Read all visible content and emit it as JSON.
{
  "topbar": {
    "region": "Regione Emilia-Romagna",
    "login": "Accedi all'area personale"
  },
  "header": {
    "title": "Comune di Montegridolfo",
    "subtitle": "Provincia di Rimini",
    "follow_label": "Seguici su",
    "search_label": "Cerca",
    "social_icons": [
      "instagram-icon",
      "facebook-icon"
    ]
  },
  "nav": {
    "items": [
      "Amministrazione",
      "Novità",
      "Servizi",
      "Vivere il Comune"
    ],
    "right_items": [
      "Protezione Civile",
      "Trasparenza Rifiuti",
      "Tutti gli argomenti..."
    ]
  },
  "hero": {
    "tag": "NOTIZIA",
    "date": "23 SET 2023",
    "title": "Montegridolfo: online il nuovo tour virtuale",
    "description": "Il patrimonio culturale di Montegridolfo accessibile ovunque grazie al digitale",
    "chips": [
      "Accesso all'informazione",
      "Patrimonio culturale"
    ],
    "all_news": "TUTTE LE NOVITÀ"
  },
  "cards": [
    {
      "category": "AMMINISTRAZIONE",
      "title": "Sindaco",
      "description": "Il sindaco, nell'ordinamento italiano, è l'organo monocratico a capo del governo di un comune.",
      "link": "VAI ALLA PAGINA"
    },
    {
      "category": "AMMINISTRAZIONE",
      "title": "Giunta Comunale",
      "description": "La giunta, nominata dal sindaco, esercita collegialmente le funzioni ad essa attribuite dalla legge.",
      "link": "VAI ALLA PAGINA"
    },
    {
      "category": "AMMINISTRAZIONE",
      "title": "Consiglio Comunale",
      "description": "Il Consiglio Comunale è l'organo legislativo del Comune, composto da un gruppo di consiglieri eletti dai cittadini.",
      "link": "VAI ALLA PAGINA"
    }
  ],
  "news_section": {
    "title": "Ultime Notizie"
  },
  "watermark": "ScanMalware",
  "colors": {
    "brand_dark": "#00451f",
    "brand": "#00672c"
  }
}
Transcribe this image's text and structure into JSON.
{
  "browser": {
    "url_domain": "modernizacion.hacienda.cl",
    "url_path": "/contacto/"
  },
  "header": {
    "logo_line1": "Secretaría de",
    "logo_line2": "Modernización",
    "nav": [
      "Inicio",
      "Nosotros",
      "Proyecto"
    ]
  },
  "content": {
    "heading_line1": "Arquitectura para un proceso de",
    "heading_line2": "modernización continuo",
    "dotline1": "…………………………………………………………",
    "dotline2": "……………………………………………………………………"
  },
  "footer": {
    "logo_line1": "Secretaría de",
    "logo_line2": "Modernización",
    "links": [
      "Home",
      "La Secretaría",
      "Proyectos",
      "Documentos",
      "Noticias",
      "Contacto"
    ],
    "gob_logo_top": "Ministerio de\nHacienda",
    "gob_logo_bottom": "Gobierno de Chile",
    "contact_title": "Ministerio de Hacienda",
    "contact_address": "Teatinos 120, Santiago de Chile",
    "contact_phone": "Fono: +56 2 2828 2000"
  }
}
◇ ◇ ◇
● **Objective**
Determine the number of lines in the data that contain "Chile" as a word or string, and state only that number.

● **Result**
2